**Short exercise**
Print the listing that follows, character for character.

**Stored rows**
╭──
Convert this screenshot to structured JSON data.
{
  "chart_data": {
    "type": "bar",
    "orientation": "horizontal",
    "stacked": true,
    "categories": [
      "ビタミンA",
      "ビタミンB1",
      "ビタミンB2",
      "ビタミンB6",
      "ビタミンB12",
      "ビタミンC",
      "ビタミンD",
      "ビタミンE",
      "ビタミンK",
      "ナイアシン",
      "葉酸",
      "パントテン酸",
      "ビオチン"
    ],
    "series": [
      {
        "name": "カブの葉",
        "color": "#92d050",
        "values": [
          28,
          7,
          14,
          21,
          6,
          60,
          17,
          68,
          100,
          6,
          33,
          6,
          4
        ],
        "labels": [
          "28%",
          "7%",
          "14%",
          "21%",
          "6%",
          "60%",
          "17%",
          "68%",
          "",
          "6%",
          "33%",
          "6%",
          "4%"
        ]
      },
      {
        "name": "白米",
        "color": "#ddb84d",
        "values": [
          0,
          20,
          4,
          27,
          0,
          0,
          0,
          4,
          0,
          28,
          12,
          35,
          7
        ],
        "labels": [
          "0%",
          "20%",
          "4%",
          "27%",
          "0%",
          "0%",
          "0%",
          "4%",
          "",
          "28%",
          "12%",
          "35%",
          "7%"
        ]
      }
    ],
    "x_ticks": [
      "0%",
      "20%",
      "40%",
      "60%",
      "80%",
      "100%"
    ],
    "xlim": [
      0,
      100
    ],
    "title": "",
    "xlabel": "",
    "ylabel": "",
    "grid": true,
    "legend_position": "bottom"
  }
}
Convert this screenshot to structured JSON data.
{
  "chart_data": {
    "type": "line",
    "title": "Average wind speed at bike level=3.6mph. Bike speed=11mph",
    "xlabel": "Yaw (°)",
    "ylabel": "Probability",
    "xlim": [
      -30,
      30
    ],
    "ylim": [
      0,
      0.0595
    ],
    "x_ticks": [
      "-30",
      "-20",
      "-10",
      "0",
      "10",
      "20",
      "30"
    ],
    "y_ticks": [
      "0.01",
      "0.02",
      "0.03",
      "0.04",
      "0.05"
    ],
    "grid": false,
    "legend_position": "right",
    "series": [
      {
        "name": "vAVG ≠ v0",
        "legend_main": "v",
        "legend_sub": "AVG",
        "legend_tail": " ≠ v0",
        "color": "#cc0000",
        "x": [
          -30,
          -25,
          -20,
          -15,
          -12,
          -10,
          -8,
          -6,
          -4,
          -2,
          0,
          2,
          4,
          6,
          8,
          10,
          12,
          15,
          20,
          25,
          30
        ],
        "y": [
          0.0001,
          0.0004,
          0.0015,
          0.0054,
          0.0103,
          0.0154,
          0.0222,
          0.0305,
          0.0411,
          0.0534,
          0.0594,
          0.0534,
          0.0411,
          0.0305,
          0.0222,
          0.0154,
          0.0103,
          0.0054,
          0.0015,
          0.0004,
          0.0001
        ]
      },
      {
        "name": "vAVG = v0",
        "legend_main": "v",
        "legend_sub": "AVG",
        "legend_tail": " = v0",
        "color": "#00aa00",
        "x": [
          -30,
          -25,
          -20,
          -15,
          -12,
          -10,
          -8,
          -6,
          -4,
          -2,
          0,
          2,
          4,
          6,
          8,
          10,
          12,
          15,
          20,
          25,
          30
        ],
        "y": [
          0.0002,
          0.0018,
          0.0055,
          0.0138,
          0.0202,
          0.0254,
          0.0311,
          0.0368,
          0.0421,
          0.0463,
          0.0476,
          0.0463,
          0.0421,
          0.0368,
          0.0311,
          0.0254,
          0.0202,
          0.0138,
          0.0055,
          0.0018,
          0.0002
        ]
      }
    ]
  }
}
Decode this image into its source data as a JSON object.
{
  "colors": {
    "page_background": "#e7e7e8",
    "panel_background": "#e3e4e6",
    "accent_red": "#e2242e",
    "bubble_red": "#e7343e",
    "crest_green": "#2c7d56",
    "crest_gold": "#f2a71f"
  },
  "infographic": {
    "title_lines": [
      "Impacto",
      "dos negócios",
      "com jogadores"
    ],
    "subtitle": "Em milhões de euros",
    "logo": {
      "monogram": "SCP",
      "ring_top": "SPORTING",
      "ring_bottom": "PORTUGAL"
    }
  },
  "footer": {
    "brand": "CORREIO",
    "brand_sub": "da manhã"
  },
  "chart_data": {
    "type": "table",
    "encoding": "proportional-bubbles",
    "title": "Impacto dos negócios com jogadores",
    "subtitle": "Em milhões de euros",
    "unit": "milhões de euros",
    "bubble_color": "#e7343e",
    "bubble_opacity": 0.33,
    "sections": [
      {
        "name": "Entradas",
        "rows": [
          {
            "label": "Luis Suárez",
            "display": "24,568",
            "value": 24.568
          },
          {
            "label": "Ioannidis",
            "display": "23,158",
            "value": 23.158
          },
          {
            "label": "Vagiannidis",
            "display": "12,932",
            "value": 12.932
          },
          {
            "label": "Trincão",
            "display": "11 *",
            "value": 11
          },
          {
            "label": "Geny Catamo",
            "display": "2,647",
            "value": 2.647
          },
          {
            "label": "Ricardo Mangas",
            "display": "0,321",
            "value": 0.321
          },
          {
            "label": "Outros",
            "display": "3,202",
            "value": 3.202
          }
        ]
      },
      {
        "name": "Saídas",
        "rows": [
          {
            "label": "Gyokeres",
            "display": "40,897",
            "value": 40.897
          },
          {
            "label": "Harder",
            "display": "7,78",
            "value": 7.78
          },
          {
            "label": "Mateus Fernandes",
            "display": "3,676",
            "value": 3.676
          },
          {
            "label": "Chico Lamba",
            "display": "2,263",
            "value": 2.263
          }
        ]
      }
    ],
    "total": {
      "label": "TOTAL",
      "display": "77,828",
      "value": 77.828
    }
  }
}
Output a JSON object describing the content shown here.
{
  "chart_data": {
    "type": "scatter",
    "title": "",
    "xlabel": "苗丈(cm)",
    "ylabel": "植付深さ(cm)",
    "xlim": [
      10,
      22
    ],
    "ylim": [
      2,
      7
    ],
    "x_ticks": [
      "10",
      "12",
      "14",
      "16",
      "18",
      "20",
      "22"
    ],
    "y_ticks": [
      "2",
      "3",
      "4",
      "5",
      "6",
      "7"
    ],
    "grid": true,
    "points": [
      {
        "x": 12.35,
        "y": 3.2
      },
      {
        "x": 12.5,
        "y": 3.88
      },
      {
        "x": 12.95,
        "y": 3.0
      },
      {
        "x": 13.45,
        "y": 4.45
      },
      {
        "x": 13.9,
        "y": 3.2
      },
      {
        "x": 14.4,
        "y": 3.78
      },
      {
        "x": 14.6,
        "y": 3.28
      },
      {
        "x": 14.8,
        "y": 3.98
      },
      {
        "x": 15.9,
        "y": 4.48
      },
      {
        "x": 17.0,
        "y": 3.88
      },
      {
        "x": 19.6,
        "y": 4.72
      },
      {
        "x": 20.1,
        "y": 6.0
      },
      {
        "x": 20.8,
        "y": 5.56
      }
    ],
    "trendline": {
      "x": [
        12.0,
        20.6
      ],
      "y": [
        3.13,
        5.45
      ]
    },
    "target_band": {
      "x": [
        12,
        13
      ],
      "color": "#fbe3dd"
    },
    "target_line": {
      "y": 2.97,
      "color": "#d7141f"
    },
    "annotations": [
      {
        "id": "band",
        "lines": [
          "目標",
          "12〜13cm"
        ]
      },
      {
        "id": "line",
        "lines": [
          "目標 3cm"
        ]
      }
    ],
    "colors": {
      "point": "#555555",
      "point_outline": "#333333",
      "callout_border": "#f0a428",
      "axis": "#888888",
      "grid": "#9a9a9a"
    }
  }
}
╰──
**Answer below**
Convert this screenshot to structured JSON data.
{
  "chart_data": {
    "type": "bar",
    "orientation": "horizontal",
    "stacked": true,
    "categories": [
      "ビタミンA",
      "ビタミンB1",
      "ビタミンB2",
      "ビタミンB6",
      "ビタミンB12",
      "ビタミンC",
      "ビタミンD",
      "ビタミンE",
      "ビタミンK",
      "ナイアシン",
      "葉酸",
      "パントテン酸",
      "ビオチン"
    ],
    "series": [
      {
        "name": "カブの葉",
        "color": "#92d050",
        "values": [
          28,
          7,
          14,
          21,
          6,
          60,
          17,
          68,
          100,
          6,
          33,
          6,
          4
        ],
        "labels": [
          "28%",
          "7%",
          "14%",
          "21%",
          "6%",
          "60%",
          "17%",
          "68%",
          "",
          "6%",
          "33%",
          "6%",
          "4%"
        ]
      },
      {
        "name": "白米",
        "color": "#ddb84d",
        "values": [
          0,
          20,
          4,
          27,
          0,
          0,
          0,
          4,
          0,
          28,
          12,
          35,
          7
        ],
        "labels": [
          "0%",
          "20%",
          "4%",
          "27%",
          "0%",
          "0%",
          "0%",
          "4%",
          "",
          "28%",
          "12%",
          "35%",
          "7%"
        ]
      }
    ],
    "x_ticks": [
      "0%",
      "20%",
      "40%",
      "60%",
      "80%",
      "100%"
    ],
    "xlim": [
      0,
      100
    ],
    "title": "",
    "xlabel": "",
    "ylabel": "",
    "grid": true,
    "legend_position": "bottom"
  }
}
Convert this screenshot to structured JSON data.
{
  "chart_data": {
    "type": "line",
    "title": "Average wind speed at bike level=3.6mph. Bike speed=11mph",
    "xlabel": "Yaw (°)",
    "ylabel": "Probability",
    "xlim": [
      -30,
      30
    ],
    "ylim": [
      0,
      0.0595
    ],
    "x_ticks": [
      "-30",
      "-20",
      "-10",
      "0",
      "10",
      "20",
      "30"
    ],
    "y_ticks": [
      "0.01",
      "0.02",
      "0.03",
      "0.04",
      "0.05"
    ],
    "grid": false,
    "legend_position": "right",
    "series": [
      {
        "name": "vAVG ≠ v0",
        "legend_main": "v",
        "legend_sub": "AVG",
        "legend_tail": " ≠ v0",
        "color": "#cc0000",
        "x": [
          -30,
          -25,
          -20,
          -15,
          -12,
          -10,
          -8,
          -6,
          -4,
          -2,
          0,
          2,
          4,
          6,
          8,
          10,
          12,
          15,
          20,
          25,
          30
        ],
        "y": [
          0.0001,
          0.0004,
          0.0015,
          0.0054,
          0.0103,
          0.0154,
          0.0222,
          0.0305,
          0.0411,
          0.0534,
          0.0594,
          0.0534,
          0.0411,
          0.0305,
          0.0222,
          0.0154,
          0.0103,
          0.0054,
          0.0015,
          0.0004,
          0.0001
        ]
      },
      {
        "name": "vAVG = v0",
        "legend_main": "v",
        "legend_sub": "AVG",
        "legend_tail": " = v0",
        "color": "#00aa00",
        "x": [
          -30,
          -25,
          -20,
          -15,
          -12,
          -10,
          -8,
          -6,
          -4,
          -2,
          0,
          2,
          4,
          6,
          8,
          10,
          12,
          15,
          20,
          25,
          30
        ],
        "y": [
          0.0002,
          0.0018,
          0.0055,
          0.0138,
          0.0202,
          0.0254,
          0.0311,
          0.0368,
          0.0421,
          0.0463,
          0.0476,
          0.0463,
          0.0421,
          0.0368,
          0.0311,
          0.0254,
          0.0202,
          0.0138,
          0.0055,
          0.0018,
          0.0002
        ]
      }
    ]
  }
}
Decode this image into its source data as a JSON object.
{
  "colors": {
    "page_background": "#e7e7e8",
    "panel_background": "#e3e4e6",
    "accent_red": "#e2242e",
    "bubble_red": "#e7343e",
    "crest_green": "#2c7d56",
    "crest_gold": "#f2a71f"
  },
  "infographic": {
    "title_lines": [
      "Impacto",
      "dos negócios",
      "com jogadores"
    ],
    "subtitle": "Em milhões de euros",
    "logo": {
      "monogram": "SCP",
      "ring_top": "SPORTING",
      "ring_bottom": "PORTUGAL"
    }
  },
  "footer": {
    "brand": "CORREIO",
    "brand_sub": "da manhã"
  },
  "chart_data": {
    "type": "table",
    "encoding": "proportional-bubbles",
    "title": "Impacto dos negócios com jogadores",
    "subtitle": "Em milhões de euros",
    "unit": "milhões de euros",
    "bubble_color": "#e7343e",
    "bubble_opacity": 0.33,
    "sections": [
      {
        "name": "Entradas",
        "rows": [
          {
            "label": "Luis Suárez",
            "display": "24,568",
            "value": 24.568
          },
          {
            "label": "Ioannidis",
            "display": "23,158",
            "value": 23.158
          },
          {
            "label": "Vagiannidis",
            "display": "12,932",
            "value": 12.932
          },
          {
            "label": "Trincão",
            "display": "11 *",
            "value": 11
          },
          {
            "label": "Geny Catamo",
            "display": "2,647",
            "value": 2.647
          },
          {
            "label": "Ricardo Mangas",
            "display": "0,321",
            "value": 0.321
          },
          {
            "label": "Outros",
            "display": "3,202",
            "value": 3.202
          }
        ]
      },
      {
        "name": "Saídas",
        "rows": [
          {
            "label": "Gyokeres",
            "display": "40,897",
            "value": 40.897
          },
          {
            "label": "Harder",
            "display": "7,78",
            "value": 7.78
          },
          {
            "label": "Mateus Fernandes",
            "display": "3,676",
            "value": 3.676
          },
          {
            "label": "Chico Lamba",
            "display": "2,263",
            "value": 2.263
          }
        ]
      }
    ],
    "total": {
      "label": "TOTAL",
      "display": "77,828",
      "value": 77.828
    }
  }
}
Output a JSON object describing the content shown here.
{
  "chart_data": {
    "type": "scatter",
    "title": "",
    "xlabel": "苗丈(cm)",
    "ylabel": "植付深さ(cm)",
    "xlim": [
      10,
      22
    ],
    "ylim": [
      2,
      7
    ],
    "x_ticks": [
      "10",
      "12",
      "14",
      "16",
      "18",
      "20",
      "22"
    ],
    "y_ticks": [
      "2",
      "3",
      "4",
      "5",
      "6",
      "7"
    ],
    "grid": true,
    "points": [
      {
        "x": 12.35,
        "y": 3.2
      },
      {
        "x": 12.5,
        "y": 3.88
      },
      {
        "x": 12.95,
        "y": 3.0
      },
      {
        "x": 13.45,
        "y": 4.45
      },
      {
        "x": 13.9,
        "y": 3.2
      },
      {
        "x": 14.4,
        "y": 3.78
      },
      {
        "x": 14.6,
        "y": 3.28
      },
      {
        "x": 14.8,
        "y": 3.98
      },
      {
        "x": 15.9,
        "y": 4.48
      },
      {
        "x": 17.0,
        "y": 3.88
      },
      {
        "x": 19.6,
        "y": 4.72
      },
      {
        "x": 20.1,
        "y": 6.0
      },
      {
        "x": 20.8,
        "y": 5.56
      }
    ],
    "trendline": {
      "x": [
        12.0,
        20.6
      ],
      "y": [
        3.13,
        5.45
      ]
    },
    "target_band": {
      "x": [
        12,
        13
      ],
      "color": "#fbe3dd"
    },
    "target_line": {
      "y": 2.97,
      "color": "#d7141f"
    },
    "annotations": [
      {
        "id": "band",
        "lines": [
          "目標",
          "12〜13cm"
        ]
      },
      {
        "id": "line",
        "lines": [
          "目標 3cm"
        ]
      }
    ],
    "colors": {
      "point": "#555555",
      "point_outline": "#333333",
      "callout_border": "#f0a428",
      "axis": "#888888",
      "grid": "#9a9a9a"
    }
  }
}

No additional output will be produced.